--- Start Record extracts ---

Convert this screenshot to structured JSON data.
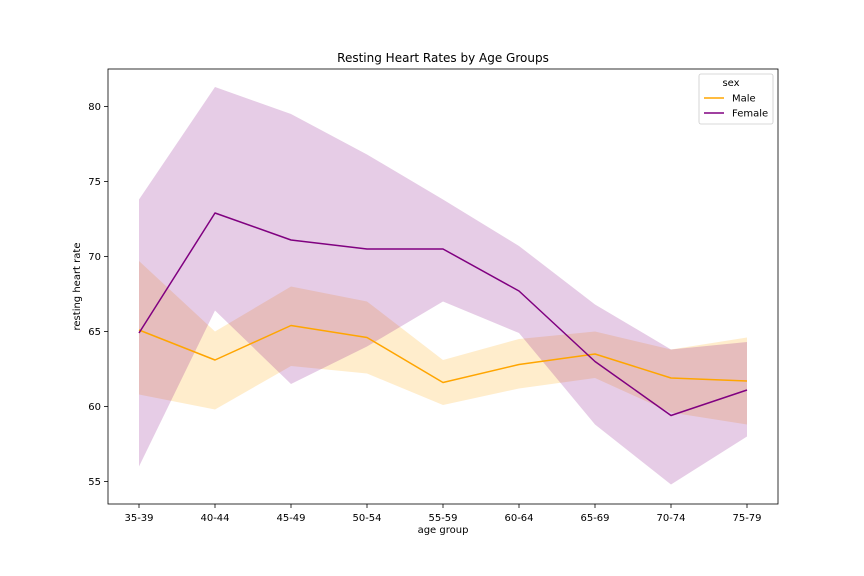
{
  "chart_data": {
    "type": "line",
    "title": "Resting Heart Rates by Age Groups",
    "xlabel": "age group",
    "ylabel": "resting heart rate",
    "categories": [
      "35-39",
      "40-44",
      "45-49",
      "50-54",
      "55-59",
      "60-64",
      "65-69",
      "70-74",
      "75-79"
    ],
    "ylim": [
      53.5,
      82.5
    ],
    "yticks": [
      55,
      60,
      65,
      70,
      75,
      80
    ],
    "grid": false,
    "legend": {
      "title": "sex",
      "position": "top-right"
    },
    "series": [
      {
        "name": "Male",
        "color": "#ffa500",
        "band_color": "#ffa500",
        "values": [
          65.1,
          63.1,
          65.4,
          64.6,
          61.6,
          62.8,
          63.5,
          61.9,
          61.7
        ],
        "ci_low": [
          60.8,
          59.8,
          62.7,
          62.2,
          60.1,
          61.2,
          61.9,
          59.6,
          58.8
        ],
        "ci_high": [
          69.7,
          65.0,
          68.0,
          67.0,
          63.1,
          64.5,
          65.0,
          63.8,
          64.6
        ]
      },
      {
        "name": "Female",
        "color": "#800080",
        "band_color": "#800080",
        "values": [
          64.9,
          72.9,
          71.1,
          70.5,
          70.5,
          67.7,
          63.0,
          59.4,
          61.1
        ],
        "ci_low": [
          56.0,
          66.4,
          61.5,
          64.0,
          67.0,
          64.9,
          58.8,
          54.8,
          58.0
        ],
        "ci_high": [
          73.8,
          81.3,
          79.5,
          76.8,
          73.8,
          70.7,
          66.8,
          63.8,
          64.3
        ]
      }
    ]
  }
}
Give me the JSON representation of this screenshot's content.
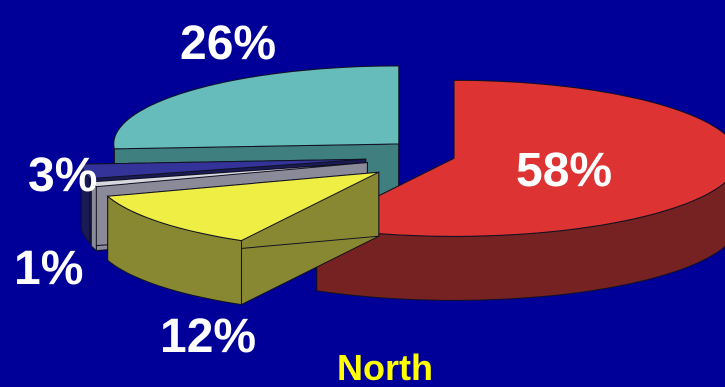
{
  "chart_data": {
    "type": "pie",
    "style": "3d-exploded",
    "title": "North",
    "slices": [
      {
        "label": "58%",
        "value": 58,
        "top_color": "#dd3333",
        "side_color": "#772222"
      },
      {
        "label": "12%",
        "value": 12,
        "top_color": "#eeee44",
        "side_color": "#888833"
      },
      {
        "label": "1%",
        "value": 1,
        "top_color": "#d8d8e0",
        "side_color": "#8a8a99"
      },
      {
        "label": "3%",
        "value": 3,
        "top_color": "#333399",
        "side_color": "#1a1a55"
      },
      {
        "label": "26%",
        "value": 26,
        "top_color": "#66bbbb",
        "side_color": "#3f7f7f"
      }
    ],
    "legend": "none",
    "background_color": "#000099",
    "label_color": "#ffffff",
    "title_color": "#ffff00"
  }
}
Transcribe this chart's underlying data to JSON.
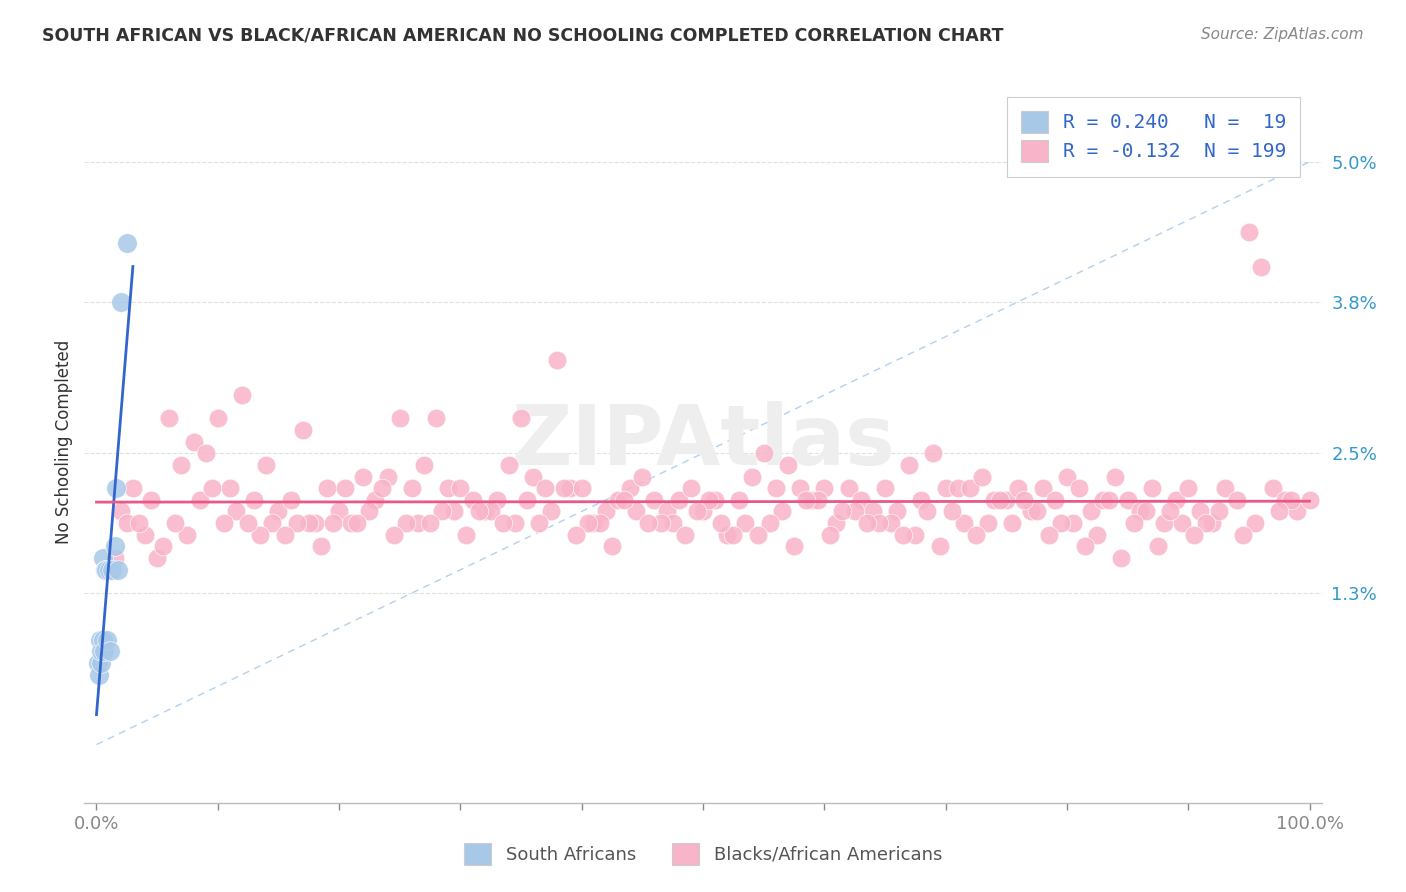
{
  "title": "SOUTH AFRICAN VS BLACK/AFRICAN AMERICAN NO SCHOOLING COMPLETED CORRELATION CHART",
  "source": "Source: ZipAtlas.com",
  "ylabel": "No Schooling Completed",
  "ytick_labels": [
    "1.3%",
    "2.5%",
    "3.8%",
    "5.0%"
  ],
  "ytick_values": [
    0.013,
    0.025,
    0.038,
    0.05
  ],
  "xlim": [
    -0.01,
    1.01
  ],
  "ylim": [
    -0.005,
    0.057
  ],
  "blue_color": "#a8c8e8",
  "pink_color": "#f8b4c8",
  "blue_line_color": "#3366cc",
  "pink_line_color": "#e85888",
  "diag_color": "#aaccee",
  "legend_text_color": "#3366cc",
  "bg_color": "#ffffff",
  "grid_color": "#e0e0e0",
  "watermark": "ZIPAtlas",
  "sa_x": [
    0.001,
    0.002,
    0.003,
    0.004,
    0.004,
    0.005,
    0.005,
    0.006,
    0.007,
    0.008,
    0.009,
    0.01,
    0.011,
    0.013,
    0.015,
    0.016,
    0.018,
    0.02,
    0.025
  ],
  "sa_y": [
    0.007,
    0.006,
    0.009,
    0.007,
    0.008,
    0.009,
    0.016,
    0.008,
    0.015,
    0.015,
    0.009,
    0.015,
    0.008,
    0.015,
    0.017,
    0.022,
    0.015,
    0.038,
    0.043
  ],
  "baa_x": [
    0.02,
    0.03,
    0.04,
    0.05,
    0.06,
    0.07,
    0.08,
    0.09,
    0.1,
    0.11,
    0.12,
    0.13,
    0.14,
    0.15,
    0.16,
    0.17,
    0.18,
    0.19,
    0.2,
    0.21,
    0.22,
    0.23,
    0.24,
    0.25,
    0.26,
    0.27,
    0.28,
    0.29,
    0.3,
    0.31,
    0.32,
    0.33,
    0.34,
    0.35,
    0.36,
    0.37,
    0.38,
    0.39,
    0.4,
    0.41,
    0.42,
    0.43,
    0.44,
    0.45,
    0.46,
    0.47,
    0.48,
    0.49,
    0.5,
    0.51,
    0.52,
    0.53,
    0.54,
    0.55,
    0.56,
    0.57,
    0.58,
    0.59,
    0.6,
    0.61,
    0.62,
    0.63,
    0.64,
    0.65,
    0.66,
    0.67,
    0.68,
    0.69,
    0.7,
    0.71,
    0.72,
    0.73,
    0.74,
    0.75,
    0.76,
    0.77,
    0.78,
    0.79,
    0.8,
    0.81,
    0.82,
    0.83,
    0.84,
    0.85,
    0.86,
    0.87,
    0.88,
    0.89,
    0.9,
    0.91,
    0.92,
    0.93,
    0.94,
    0.95,
    0.96,
    0.97,
    0.98,
    0.99,
    1.0,
    0.025,
    0.055,
    0.085,
    0.115,
    0.145,
    0.175,
    0.205,
    0.235,
    0.265,
    0.295,
    0.325,
    0.355,
    0.385,
    0.415,
    0.445,
    0.475,
    0.505,
    0.535,
    0.565,
    0.595,
    0.625,
    0.655,
    0.685,
    0.715,
    0.745,
    0.775,
    0.805,
    0.835,
    0.865,
    0.895,
    0.925,
    0.955,
    0.985,
    0.015,
    0.045,
    0.075,
    0.105,
    0.135,
    0.165,
    0.195,
    0.225,
    0.255,
    0.285,
    0.315,
    0.345,
    0.375,
    0.405,
    0.435,
    0.465,
    0.495,
    0.525,
    0.555,
    0.585,
    0.615,
    0.645,
    0.675,
    0.705,
    0.735,
    0.765,
    0.795,
    0.825,
    0.855,
    0.885,
    0.915,
    0.945,
    0.975,
    0.035,
    0.065,
    0.095,
    0.125,
    0.155,
    0.185,
    0.215,
    0.245,
    0.275,
    0.305,
    0.335,
    0.365,
    0.395,
    0.425,
    0.455,
    0.485,
    0.515,
    0.545,
    0.575,
    0.605,
    0.635,
    0.665,
    0.695,
    0.725,
    0.755,
    0.785,
    0.815,
    0.845,
    0.875,
    0.905
  ],
  "baa_y": [
    0.02,
    0.022,
    0.018,
    0.016,
    0.028,
    0.024,
    0.026,
    0.025,
    0.028,
    0.022,
    0.03,
    0.021,
    0.024,
    0.02,
    0.021,
    0.027,
    0.019,
    0.022,
    0.02,
    0.019,
    0.023,
    0.021,
    0.023,
    0.028,
    0.022,
    0.024,
    0.028,
    0.022,
    0.022,
    0.021,
    0.02,
    0.021,
    0.024,
    0.028,
    0.023,
    0.022,
    0.033,
    0.022,
    0.022,
    0.019,
    0.02,
    0.021,
    0.022,
    0.023,
    0.021,
    0.02,
    0.021,
    0.022,
    0.02,
    0.021,
    0.018,
    0.021,
    0.023,
    0.025,
    0.022,
    0.024,
    0.022,
    0.021,
    0.022,
    0.019,
    0.022,
    0.021,
    0.02,
    0.022,
    0.02,
    0.024,
    0.021,
    0.025,
    0.022,
    0.022,
    0.022,
    0.023,
    0.021,
    0.021,
    0.022,
    0.02,
    0.022,
    0.021,
    0.023,
    0.022,
    0.02,
    0.021,
    0.023,
    0.021,
    0.02,
    0.022,
    0.019,
    0.021,
    0.022,
    0.02,
    0.019,
    0.022,
    0.021,
    0.044,
    0.041,
    0.022,
    0.021,
    0.02,
    0.021,
    0.019,
    0.017,
    0.021,
    0.02,
    0.019,
    0.019,
    0.022,
    0.022,
    0.019,
    0.02,
    0.02,
    0.021,
    0.022,
    0.019,
    0.02,
    0.019,
    0.021,
    0.019,
    0.02,
    0.021,
    0.02,
    0.019,
    0.02,
    0.019,
    0.021,
    0.02,
    0.019,
    0.021,
    0.02,
    0.019,
    0.02,
    0.019,
    0.021,
    0.016,
    0.021,
    0.018,
    0.019,
    0.018,
    0.019,
    0.019,
    0.02,
    0.019,
    0.02,
    0.02,
    0.019,
    0.02,
    0.019,
    0.021,
    0.019,
    0.02,
    0.018,
    0.019,
    0.021,
    0.02,
    0.019,
    0.018,
    0.02,
    0.019,
    0.021,
    0.019,
    0.018,
    0.019,
    0.02,
    0.019,
    0.018,
    0.02,
    0.019,
    0.019,
    0.022,
    0.019,
    0.018,
    0.017,
    0.019,
    0.018,
    0.019,
    0.018,
    0.019,
    0.019,
    0.018,
    0.017,
    0.019,
    0.018,
    0.019,
    0.018,
    0.017,
    0.018,
    0.019,
    0.018,
    0.017,
    0.018,
    0.019,
    0.018,
    0.017,
    0.016,
    0.017,
    0.018
  ]
}
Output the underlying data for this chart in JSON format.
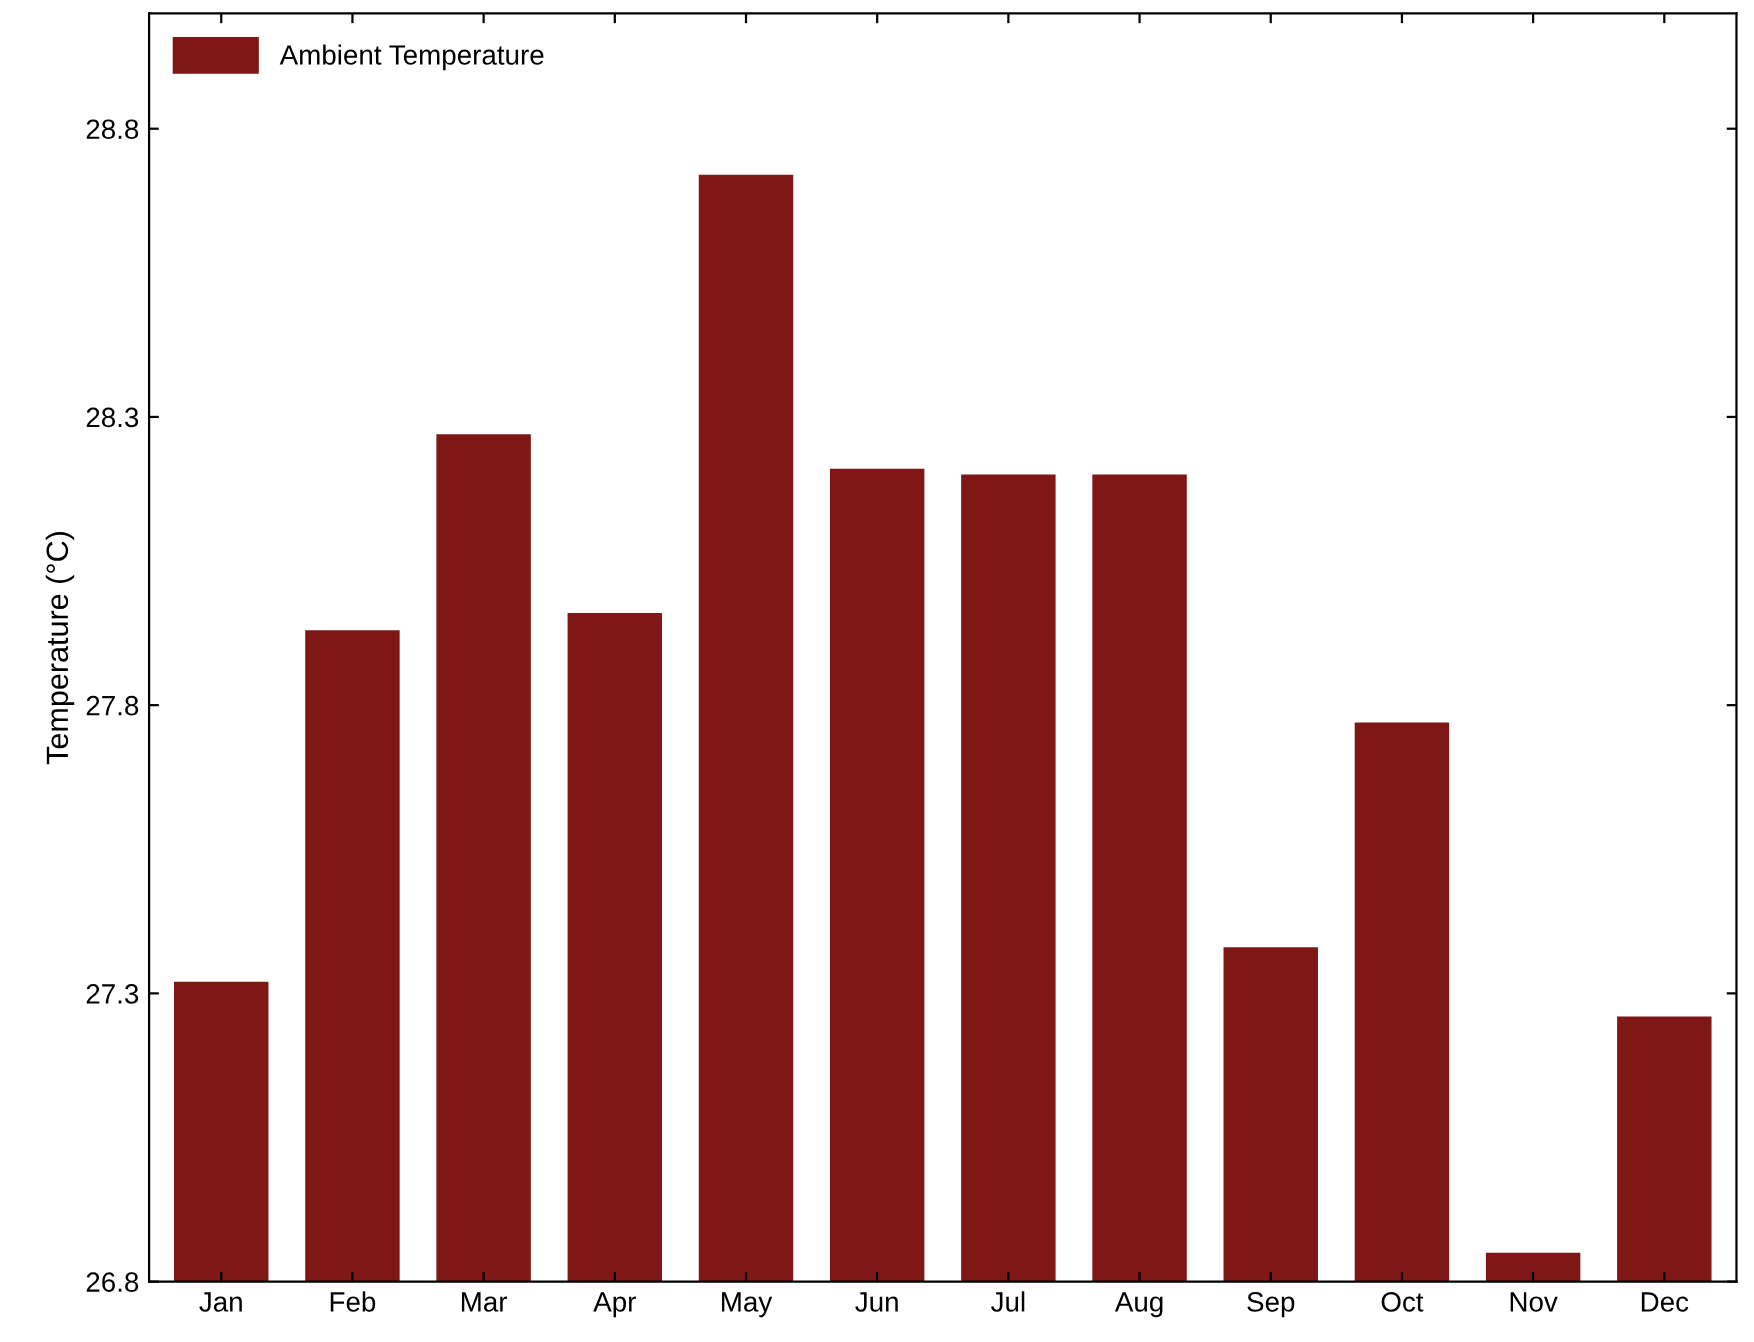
{
  "chart_data": {
    "type": "bar",
    "ylabel": "Temperature (°C)",
    "categories": [
      "Jan",
      "Feb",
      "Mar",
      "Apr",
      "May",
      "Jun",
      "Jul",
      "Aug",
      "Sep",
      "Oct",
      "Nov",
      "Dec"
    ],
    "series": [
      {
        "name": "Ambient Temperature",
        "color": "#7f1716",
        "values": [
          27.32,
          27.93,
          28.27,
          27.96,
          28.72,
          28.21,
          28.2,
          28.2,
          27.38,
          27.77,
          26.85,
          27.26
        ]
      }
    ],
    "ylim": [
      26.8,
      29.0
    ],
    "yticks": [
      26.8,
      27.3,
      27.8,
      28.3,
      28.8
    ],
    "grid": false,
    "legend": "top left"
  }
}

--- End Record extracts ---

**Requirement**
Show each line in the entries that holds the string "ylabel".

**Full output**
    "ylabel": "resting heart rate",
  "ylabel": "No Schooling Completed",
    "ylabel": "Temperature (°C)",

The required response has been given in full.